[Stated goal]: Repeat these lines with "components" changed to "objects" and everything else left as is. Omit the pictures.

____ Materials provided

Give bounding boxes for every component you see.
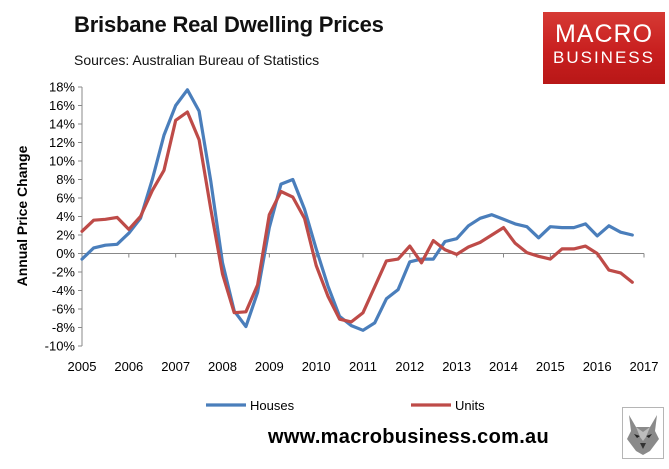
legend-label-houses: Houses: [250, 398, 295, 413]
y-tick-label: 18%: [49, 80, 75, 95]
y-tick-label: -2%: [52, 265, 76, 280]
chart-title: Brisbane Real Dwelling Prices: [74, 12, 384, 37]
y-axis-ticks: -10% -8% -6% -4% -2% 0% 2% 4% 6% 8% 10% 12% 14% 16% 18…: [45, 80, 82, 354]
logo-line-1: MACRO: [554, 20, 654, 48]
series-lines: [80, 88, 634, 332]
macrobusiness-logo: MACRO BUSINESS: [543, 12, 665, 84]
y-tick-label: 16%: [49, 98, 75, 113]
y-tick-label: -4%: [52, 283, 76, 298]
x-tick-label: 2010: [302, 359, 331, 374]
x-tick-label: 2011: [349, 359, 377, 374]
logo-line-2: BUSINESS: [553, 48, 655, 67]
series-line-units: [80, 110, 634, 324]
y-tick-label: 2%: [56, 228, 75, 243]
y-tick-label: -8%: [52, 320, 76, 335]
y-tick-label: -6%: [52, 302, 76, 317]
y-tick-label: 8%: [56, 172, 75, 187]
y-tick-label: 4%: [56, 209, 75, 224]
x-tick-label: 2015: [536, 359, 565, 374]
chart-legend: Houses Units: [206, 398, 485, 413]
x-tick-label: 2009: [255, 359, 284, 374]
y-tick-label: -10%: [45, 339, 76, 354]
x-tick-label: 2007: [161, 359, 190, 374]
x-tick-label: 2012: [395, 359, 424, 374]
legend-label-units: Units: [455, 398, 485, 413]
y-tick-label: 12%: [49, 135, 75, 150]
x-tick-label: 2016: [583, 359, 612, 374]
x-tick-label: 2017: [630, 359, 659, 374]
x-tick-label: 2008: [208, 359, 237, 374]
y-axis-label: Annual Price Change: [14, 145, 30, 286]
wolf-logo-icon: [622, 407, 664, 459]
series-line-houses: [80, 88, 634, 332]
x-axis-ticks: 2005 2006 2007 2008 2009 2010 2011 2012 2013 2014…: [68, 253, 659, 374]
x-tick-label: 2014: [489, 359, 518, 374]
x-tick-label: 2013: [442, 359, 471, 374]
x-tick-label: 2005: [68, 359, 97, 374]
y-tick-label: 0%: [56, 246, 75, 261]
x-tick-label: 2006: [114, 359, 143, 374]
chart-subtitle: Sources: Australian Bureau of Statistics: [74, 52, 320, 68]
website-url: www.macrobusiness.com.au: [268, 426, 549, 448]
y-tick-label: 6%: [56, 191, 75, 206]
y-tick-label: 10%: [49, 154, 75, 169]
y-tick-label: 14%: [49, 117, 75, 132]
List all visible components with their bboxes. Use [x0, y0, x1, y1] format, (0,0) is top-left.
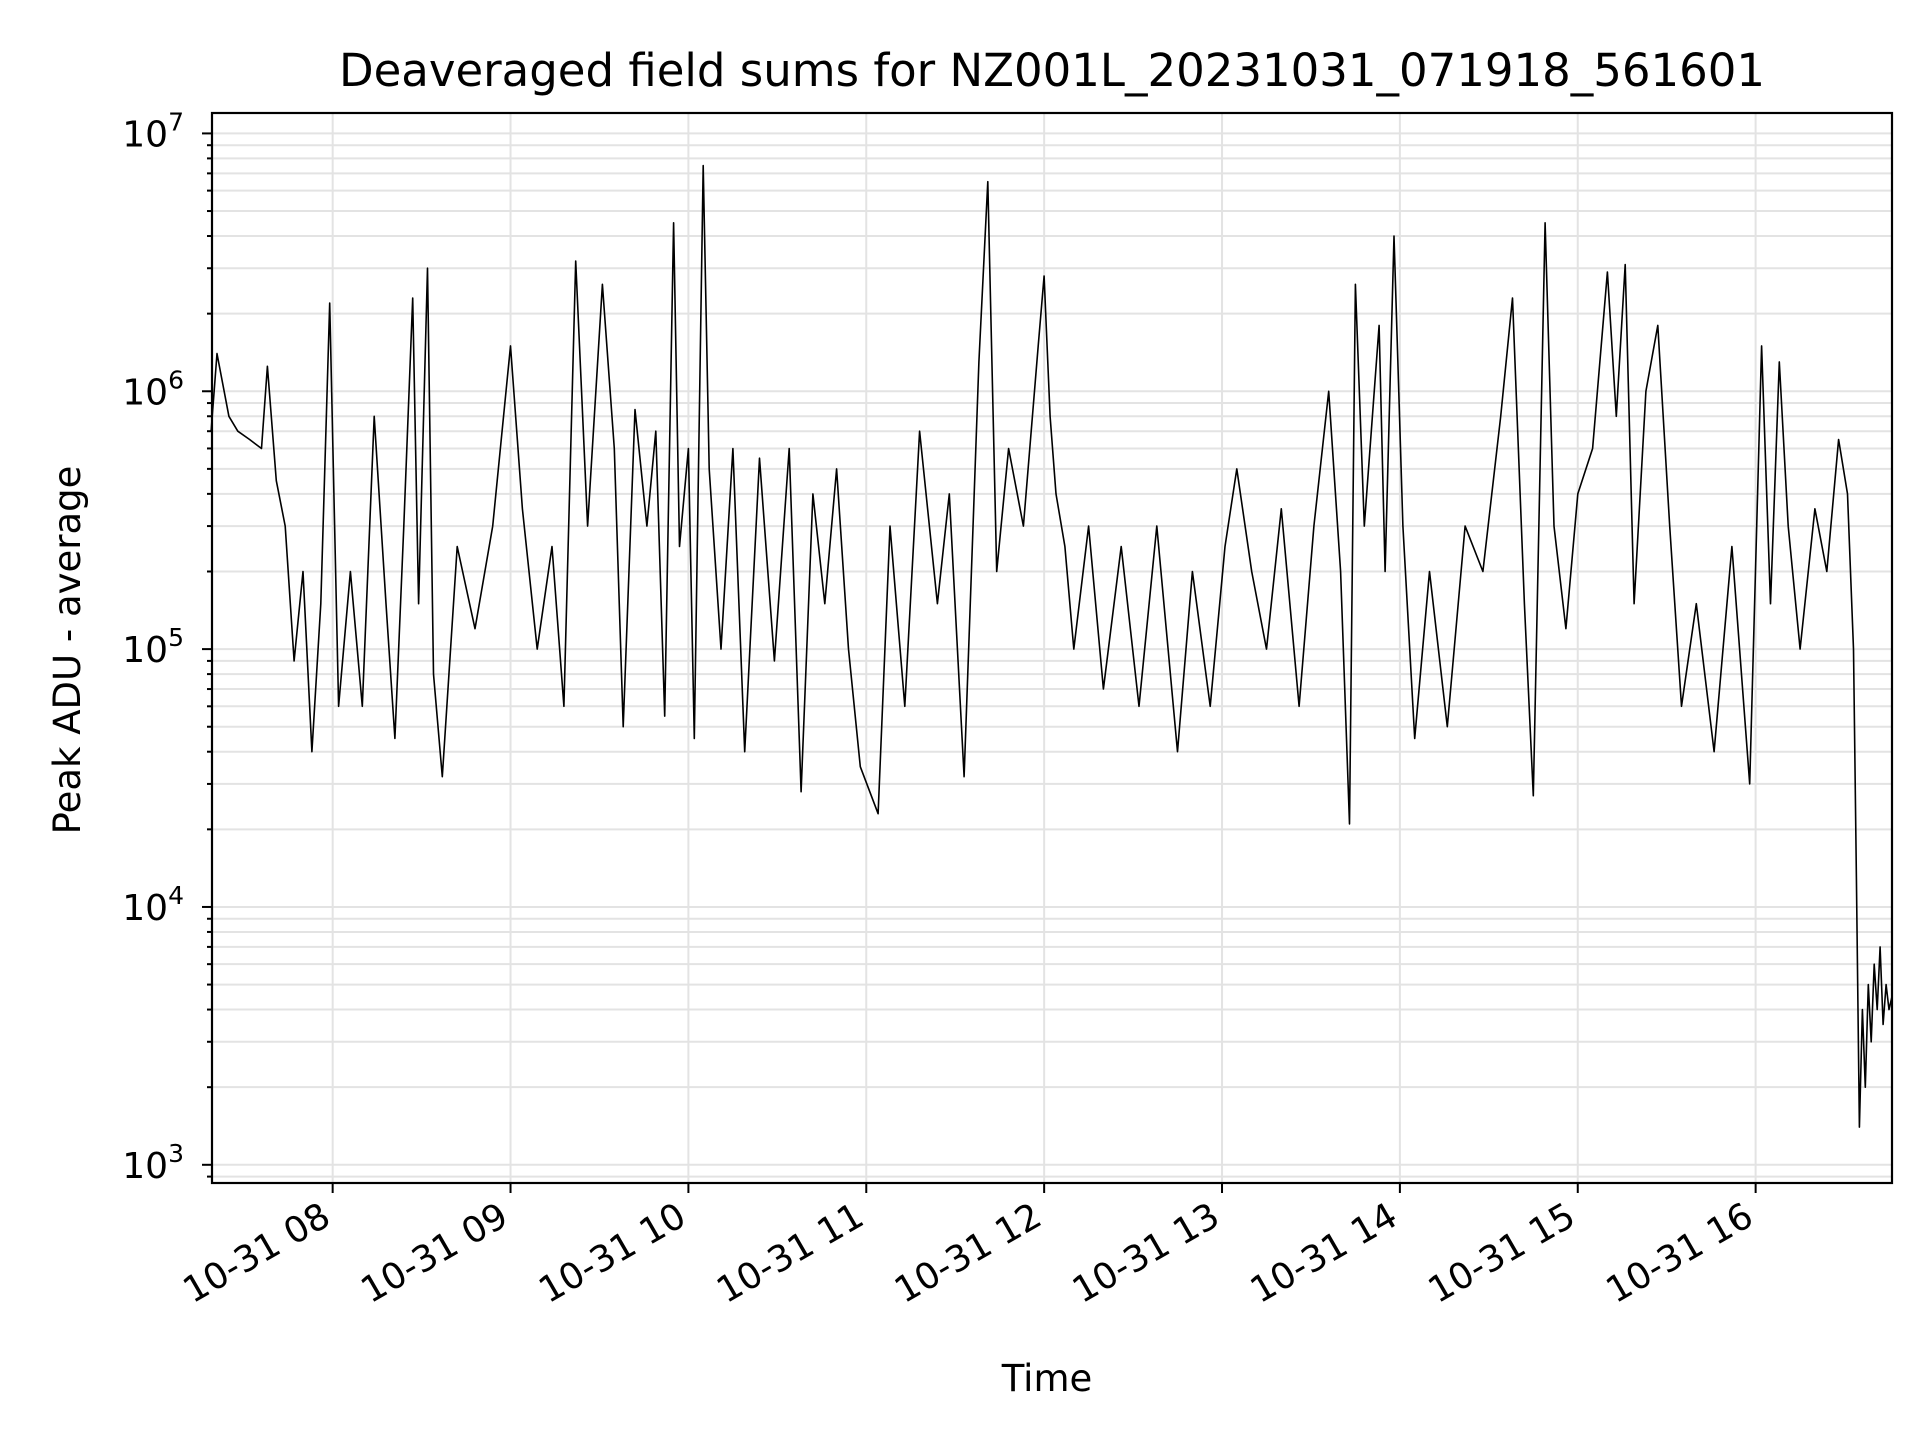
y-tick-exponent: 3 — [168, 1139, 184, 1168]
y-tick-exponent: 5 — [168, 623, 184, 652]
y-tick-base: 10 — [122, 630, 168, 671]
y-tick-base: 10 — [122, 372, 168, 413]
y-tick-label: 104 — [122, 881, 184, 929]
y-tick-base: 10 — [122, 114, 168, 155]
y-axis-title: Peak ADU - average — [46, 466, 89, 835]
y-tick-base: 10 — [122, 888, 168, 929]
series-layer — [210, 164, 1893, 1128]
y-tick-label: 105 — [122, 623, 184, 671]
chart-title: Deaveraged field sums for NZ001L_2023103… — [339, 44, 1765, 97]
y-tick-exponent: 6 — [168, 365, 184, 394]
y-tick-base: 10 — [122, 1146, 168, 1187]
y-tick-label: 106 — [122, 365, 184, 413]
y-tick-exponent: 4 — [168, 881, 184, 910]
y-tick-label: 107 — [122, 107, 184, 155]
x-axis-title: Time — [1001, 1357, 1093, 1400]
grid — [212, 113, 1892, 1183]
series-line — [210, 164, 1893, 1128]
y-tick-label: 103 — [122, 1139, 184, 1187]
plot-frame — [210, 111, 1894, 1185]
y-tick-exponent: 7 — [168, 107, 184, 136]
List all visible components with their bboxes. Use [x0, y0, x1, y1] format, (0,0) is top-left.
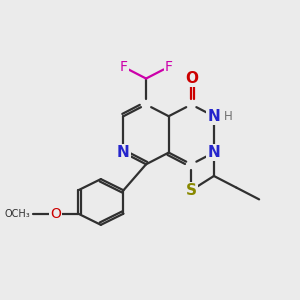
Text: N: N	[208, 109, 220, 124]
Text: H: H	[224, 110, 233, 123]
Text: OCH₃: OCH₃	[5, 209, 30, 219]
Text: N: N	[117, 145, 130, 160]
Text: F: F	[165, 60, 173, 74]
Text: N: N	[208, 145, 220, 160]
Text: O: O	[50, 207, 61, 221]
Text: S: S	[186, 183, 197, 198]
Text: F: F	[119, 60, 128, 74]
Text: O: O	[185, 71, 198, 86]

________

[Written answer]:
Give bounding boxes for every component you see.
legend-label-houses: Houses: [250, 398, 295, 413]
y-tick-label: 18%: [49, 80, 75, 95]
y-tick-label: -2%: [52, 265, 76, 280]
chart-title: Brisbane Real Dwelling Prices: [74, 12, 384, 37]
y-axis-ticks: -10% -8% -6% -4% -2% 0% 2% 4% 6% 8% 10% 12% 14% 16% 18…: [45, 80, 82, 354]
logo-line-1: MACRO: [554, 20, 654, 48]
series-lines: [80, 88, 634, 332]
macrobusiness-logo: MACRO BUSINESS: [543, 12, 665, 84]
y-tick-label: 16%: [49, 98, 75, 113]
y-tick-label: -4%: [52, 283, 76, 298]
x-tick-label: 2010: [302, 359, 331, 374]
x-tick-label: 2011: [349, 359, 377, 374]
logo-line-2: BUSINESS: [553, 48, 655, 67]
series-line-units: [80, 110, 634, 324]
y-tick-label: 2%: [56, 228, 75, 243]
y-tick-label: -8%: [52, 320, 76, 335]
y-tick-label: -6%: [52, 302, 76, 317]
y-tick-label: 8%: [56, 172, 75, 187]
y-tick-label: 4%: [56, 209, 75, 224]
x-tick-label: 2015: [536, 359, 565, 374]
chart-legend: Houses Units: [206, 398, 485, 413]
x-tick-label: 2009: [255, 359, 284, 374]
y-tick-label: -10%: [45, 339, 76, 354]
x-tick-label: 2007: [161, 359, 190, 374]
x-tick-label: 2012: [395, 359, 424, 374]
legend-label-units: Units: [455, 398, 485, 413]
y-tick-label: 12%: [49, 135, 75, 150]
x-tick-label: 2016: [583, 359, 612, 374]
x-tick-label: 2017: [630, 359, 659, 374]
x-tick-label: 2008: [208, 359, 237, 374]
y-axis-label: Annual Price Change: [14, 145, 30, 286]
wolf-logo-icon: [622, 407, 664, 459]
series-line-houses: [80, 88, 634, 332]
x-axis-ticks: 2005 2006 2007 2008 2009 2010 2011 2012 2013 2014…: [68, 253, 659, 374]
x-tick-label: 2014: [489, 359, 518, 374]
x-tick-label: 2013: [442, 359, 471, 374]
x-tick-label: 2005: [68, 359, 97, 374]
y-tick-label: 0%: [56, 246, 75, 261]
x-tick-label: 2006: [114, 359, 143, 374]
chart-subtitle: Sources: Australian Bureau of Statistics: [74, 52, 320, 68]
website-url: www.macrobusiness.com.au: [268, 426, 549, 448]
y-tick-label: 6%: [56, 191, 75, 206]
y-tick-label: 10%: [49, 154, 75, 169]
y-tick-label: 14%: [49, 117, 75, 132]
List all visible objects with their bboxes. Use [x0, y0, x1, y1] format, (0,0) is top-left.
y-tick-exponent: 3 — [168, 1139, 184, 1168]
y-tick-exponent: 5 — [168, 623, 184, 652]
y-tick-base: 10 — [122, 630, 168, 671]
y-tick-base: 10 — [122, 372, 168, 413]
y-tick-label: 104 — [122, 881, 184, 929]
y-tick-base: 10 — [122, 114, 168, 155]
y-axis-title: Peak ADU - average — [46, 466, 89, 835]
y-tick-base: 10 — [122, 888, 168, 929]
series-layer — [210, 164, 1893, 1128]
y-tick-label: 105 — [122, 623, 184, 671]
chart-title: Deaveraged field sums for NZ001L_2023103… — [339, 44, 1765, 97]
y-tick-exponent: 6 — [168, 365, 184, 394]
y-tick-base: 10 — [122, 1146, 168, 1187]
y-tick-label: 106 — [122, 365, 184, 413]
y-tick-exponent: 4 — [168, 881, 184, 910]
y-tick-label: 107 — [122, 107, 184, 155]
x-axis-title: Time — [1001, 1357, 1093, 1400]
grid — [212, 113, 1892, 1183]
series-line — [210, 164, 1893, 1128]
y-tick-label: 103 — [122, 1139, 184, 1187]
plot-frame — [210, 111, 1894, 1185]
y-tick-exponent: 7 — [168, 107, 184, 136]
List all visible objects with their bboxes. Use [x0, y0, x1, y1] format, (0,0) is top-left.
Text: N: N	[208, 109, 220, 124]
Text: H: H	[224, 110, 233, 123]
Text: OCH₃: OCH₃	[5, 209, 30, 219]
Text: N: N	[117, 145, 130, 160]
Text: F: F	[165, 60, 173, 74]
Text: N: N	[208, 145, 220, 160]
Text: O: O	[50, 207, 61, 221]
Text: S: S	[186, 183, 197, 198]
Text: F: F	[119, 60, 128, 74]
Text: O: O	[185, 71, 198, 86]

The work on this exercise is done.